• **What to do**: Pick every line with "center" from the material below.

• **Dataset**:
*****
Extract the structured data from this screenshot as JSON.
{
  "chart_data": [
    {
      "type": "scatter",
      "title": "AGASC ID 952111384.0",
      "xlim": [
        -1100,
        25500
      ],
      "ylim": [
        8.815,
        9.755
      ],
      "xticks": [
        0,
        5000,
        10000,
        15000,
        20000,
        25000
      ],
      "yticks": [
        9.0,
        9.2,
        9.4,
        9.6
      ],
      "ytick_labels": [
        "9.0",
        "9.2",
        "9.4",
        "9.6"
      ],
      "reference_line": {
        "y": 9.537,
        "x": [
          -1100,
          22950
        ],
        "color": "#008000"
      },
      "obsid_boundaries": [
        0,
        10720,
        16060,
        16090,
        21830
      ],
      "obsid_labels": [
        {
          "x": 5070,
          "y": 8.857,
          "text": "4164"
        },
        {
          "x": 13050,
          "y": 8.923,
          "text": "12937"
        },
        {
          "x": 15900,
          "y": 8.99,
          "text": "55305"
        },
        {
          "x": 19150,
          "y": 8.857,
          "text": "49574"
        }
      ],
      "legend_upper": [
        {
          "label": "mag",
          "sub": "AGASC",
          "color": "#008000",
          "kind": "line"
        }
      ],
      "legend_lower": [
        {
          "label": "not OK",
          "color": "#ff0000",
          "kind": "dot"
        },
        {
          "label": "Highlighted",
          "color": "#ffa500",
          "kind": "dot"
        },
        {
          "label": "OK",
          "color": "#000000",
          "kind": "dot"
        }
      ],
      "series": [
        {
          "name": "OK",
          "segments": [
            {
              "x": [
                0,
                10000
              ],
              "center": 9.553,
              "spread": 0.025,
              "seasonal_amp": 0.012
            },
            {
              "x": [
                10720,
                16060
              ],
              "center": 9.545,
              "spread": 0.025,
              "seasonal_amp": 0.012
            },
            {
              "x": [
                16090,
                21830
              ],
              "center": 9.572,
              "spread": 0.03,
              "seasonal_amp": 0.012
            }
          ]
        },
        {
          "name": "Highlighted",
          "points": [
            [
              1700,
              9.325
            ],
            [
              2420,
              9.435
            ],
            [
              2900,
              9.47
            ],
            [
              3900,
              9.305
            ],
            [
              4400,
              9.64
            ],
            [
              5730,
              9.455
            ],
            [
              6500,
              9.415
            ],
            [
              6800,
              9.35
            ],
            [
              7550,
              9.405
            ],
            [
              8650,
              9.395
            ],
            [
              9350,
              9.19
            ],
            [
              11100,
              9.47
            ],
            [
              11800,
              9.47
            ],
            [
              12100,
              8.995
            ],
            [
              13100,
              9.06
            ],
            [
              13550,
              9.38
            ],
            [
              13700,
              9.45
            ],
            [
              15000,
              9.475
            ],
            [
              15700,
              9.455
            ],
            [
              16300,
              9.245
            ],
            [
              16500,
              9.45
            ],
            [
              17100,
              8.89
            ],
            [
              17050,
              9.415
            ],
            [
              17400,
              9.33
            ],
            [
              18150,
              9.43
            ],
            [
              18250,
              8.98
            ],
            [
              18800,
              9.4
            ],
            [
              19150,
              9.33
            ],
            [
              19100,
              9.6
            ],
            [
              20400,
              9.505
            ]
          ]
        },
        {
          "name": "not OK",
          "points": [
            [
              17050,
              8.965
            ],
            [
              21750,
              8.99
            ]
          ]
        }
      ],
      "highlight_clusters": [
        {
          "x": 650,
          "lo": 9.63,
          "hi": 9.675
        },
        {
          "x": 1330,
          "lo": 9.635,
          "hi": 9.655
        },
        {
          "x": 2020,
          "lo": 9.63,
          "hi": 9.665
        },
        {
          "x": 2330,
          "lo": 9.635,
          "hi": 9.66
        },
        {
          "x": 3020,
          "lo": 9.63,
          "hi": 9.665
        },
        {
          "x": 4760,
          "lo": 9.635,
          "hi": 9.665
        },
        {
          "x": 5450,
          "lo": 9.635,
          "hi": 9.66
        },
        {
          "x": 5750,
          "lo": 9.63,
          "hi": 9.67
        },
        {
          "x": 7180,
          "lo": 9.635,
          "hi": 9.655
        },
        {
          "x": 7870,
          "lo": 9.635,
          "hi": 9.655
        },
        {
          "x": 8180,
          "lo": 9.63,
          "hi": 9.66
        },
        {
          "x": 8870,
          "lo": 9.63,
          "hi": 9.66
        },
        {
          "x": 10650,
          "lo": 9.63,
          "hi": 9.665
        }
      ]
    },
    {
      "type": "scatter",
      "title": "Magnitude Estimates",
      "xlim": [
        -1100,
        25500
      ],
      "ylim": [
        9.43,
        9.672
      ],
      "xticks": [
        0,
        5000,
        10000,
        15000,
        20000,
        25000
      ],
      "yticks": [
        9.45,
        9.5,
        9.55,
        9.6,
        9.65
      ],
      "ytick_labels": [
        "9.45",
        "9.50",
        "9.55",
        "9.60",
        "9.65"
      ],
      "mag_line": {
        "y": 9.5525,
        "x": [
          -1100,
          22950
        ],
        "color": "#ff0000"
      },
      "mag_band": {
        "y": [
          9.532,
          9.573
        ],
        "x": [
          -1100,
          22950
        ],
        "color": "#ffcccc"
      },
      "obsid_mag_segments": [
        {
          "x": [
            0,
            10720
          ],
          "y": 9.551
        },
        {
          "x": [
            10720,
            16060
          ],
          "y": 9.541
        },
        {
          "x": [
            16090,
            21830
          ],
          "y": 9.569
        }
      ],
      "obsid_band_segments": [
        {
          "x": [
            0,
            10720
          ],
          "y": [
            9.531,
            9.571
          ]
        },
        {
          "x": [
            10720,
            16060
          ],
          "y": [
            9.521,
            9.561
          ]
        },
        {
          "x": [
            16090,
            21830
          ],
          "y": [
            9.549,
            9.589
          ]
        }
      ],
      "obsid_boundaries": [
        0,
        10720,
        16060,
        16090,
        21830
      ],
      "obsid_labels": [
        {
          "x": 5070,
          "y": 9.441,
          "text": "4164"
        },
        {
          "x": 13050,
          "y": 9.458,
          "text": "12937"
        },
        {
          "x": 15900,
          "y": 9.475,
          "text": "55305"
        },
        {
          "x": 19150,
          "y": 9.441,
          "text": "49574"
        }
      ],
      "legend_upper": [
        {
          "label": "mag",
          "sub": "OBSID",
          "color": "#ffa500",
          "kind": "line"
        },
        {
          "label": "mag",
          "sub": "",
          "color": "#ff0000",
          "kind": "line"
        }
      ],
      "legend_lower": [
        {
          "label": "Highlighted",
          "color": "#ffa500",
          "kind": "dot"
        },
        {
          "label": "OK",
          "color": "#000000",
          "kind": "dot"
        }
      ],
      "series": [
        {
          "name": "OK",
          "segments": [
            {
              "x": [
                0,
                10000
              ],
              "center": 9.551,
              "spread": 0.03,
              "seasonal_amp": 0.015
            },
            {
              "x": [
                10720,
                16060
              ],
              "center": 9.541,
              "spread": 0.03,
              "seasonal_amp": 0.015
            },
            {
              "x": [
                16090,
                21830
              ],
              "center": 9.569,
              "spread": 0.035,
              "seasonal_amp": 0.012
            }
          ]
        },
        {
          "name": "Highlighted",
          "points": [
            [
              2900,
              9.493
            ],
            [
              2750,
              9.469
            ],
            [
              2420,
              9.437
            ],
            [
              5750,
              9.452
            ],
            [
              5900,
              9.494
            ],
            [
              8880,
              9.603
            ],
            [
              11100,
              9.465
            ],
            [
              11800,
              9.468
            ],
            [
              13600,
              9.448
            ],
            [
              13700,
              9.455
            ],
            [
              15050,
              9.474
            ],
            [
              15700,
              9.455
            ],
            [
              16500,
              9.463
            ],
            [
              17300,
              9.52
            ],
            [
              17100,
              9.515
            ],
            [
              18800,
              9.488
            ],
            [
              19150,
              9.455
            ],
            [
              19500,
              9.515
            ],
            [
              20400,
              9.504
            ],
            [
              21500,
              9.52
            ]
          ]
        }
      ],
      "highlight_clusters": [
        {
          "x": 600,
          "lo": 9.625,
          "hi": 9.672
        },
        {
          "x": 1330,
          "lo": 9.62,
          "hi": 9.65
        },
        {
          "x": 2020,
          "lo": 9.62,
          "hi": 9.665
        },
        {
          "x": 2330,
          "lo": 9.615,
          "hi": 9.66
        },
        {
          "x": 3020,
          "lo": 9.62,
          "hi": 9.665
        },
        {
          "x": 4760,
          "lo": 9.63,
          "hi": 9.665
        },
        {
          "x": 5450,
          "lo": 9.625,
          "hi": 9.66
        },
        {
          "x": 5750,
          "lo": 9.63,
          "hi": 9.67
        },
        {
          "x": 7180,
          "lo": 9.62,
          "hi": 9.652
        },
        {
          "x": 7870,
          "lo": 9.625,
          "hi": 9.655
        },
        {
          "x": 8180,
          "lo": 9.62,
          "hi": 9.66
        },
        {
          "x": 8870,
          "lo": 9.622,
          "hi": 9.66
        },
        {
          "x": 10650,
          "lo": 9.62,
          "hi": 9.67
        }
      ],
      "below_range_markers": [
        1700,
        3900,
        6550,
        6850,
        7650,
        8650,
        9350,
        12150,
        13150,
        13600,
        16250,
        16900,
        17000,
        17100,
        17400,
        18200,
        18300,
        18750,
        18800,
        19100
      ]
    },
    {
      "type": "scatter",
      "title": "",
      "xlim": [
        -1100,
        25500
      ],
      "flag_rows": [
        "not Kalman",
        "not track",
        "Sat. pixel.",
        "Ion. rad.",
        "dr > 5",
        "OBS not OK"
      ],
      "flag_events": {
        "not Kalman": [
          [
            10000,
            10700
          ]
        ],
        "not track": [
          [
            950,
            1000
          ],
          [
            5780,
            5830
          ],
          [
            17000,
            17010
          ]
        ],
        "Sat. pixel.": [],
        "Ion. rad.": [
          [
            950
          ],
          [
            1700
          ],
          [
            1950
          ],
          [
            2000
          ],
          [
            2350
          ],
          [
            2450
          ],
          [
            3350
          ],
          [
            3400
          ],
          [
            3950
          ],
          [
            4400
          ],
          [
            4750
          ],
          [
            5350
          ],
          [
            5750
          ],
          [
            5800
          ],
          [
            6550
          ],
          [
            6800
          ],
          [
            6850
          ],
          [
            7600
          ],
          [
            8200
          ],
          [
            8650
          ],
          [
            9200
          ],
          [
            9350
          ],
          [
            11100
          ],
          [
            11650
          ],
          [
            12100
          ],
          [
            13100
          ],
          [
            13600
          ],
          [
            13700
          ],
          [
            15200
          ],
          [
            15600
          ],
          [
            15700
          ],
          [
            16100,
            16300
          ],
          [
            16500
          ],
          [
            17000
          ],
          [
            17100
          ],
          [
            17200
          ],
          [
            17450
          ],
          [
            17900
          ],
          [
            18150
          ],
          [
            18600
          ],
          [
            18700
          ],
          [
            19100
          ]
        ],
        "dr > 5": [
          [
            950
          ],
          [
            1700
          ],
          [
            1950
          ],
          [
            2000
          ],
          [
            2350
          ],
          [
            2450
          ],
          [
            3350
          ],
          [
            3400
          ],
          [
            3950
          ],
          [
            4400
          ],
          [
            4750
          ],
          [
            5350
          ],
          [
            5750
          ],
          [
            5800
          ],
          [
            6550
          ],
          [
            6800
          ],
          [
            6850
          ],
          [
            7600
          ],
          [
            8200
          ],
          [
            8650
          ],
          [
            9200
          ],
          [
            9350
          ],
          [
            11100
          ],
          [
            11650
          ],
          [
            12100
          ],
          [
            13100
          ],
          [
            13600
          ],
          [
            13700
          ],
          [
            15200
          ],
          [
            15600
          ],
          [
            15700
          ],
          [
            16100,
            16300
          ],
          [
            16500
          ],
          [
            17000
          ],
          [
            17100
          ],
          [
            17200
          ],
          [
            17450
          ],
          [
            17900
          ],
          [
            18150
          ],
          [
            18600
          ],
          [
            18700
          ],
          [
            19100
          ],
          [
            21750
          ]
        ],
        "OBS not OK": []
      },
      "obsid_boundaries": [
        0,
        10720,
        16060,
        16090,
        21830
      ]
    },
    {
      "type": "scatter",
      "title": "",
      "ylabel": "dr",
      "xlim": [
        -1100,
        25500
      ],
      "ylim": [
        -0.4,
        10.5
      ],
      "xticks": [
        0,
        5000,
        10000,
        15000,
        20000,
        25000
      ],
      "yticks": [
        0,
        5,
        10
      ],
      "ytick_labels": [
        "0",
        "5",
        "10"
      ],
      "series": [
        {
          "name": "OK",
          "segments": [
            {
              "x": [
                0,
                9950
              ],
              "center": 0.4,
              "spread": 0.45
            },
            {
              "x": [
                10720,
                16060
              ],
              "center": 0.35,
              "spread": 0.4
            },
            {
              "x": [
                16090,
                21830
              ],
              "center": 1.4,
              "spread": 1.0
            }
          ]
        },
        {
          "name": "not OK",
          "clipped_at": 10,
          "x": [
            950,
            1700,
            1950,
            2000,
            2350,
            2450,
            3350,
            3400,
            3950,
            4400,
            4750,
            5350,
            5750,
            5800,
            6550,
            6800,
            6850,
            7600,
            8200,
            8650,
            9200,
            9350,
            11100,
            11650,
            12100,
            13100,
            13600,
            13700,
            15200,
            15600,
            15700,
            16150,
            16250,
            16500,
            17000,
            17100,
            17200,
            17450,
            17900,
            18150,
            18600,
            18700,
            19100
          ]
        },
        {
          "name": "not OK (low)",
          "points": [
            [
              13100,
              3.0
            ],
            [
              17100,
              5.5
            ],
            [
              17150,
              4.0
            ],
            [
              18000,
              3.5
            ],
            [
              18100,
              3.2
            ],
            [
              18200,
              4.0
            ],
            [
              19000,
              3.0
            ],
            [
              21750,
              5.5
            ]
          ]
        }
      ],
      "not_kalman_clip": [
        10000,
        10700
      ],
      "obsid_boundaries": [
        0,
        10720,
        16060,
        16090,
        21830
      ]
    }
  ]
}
*****
• **Final result**:
              "center": 9.553,
              "center": 9.545,
              "center": 9.572,
              "center": 9.551,
              "center": 9.541,
              "center": 9.569,
              "center": 0.4,
              "center": 0.35,
              "center": 1.4,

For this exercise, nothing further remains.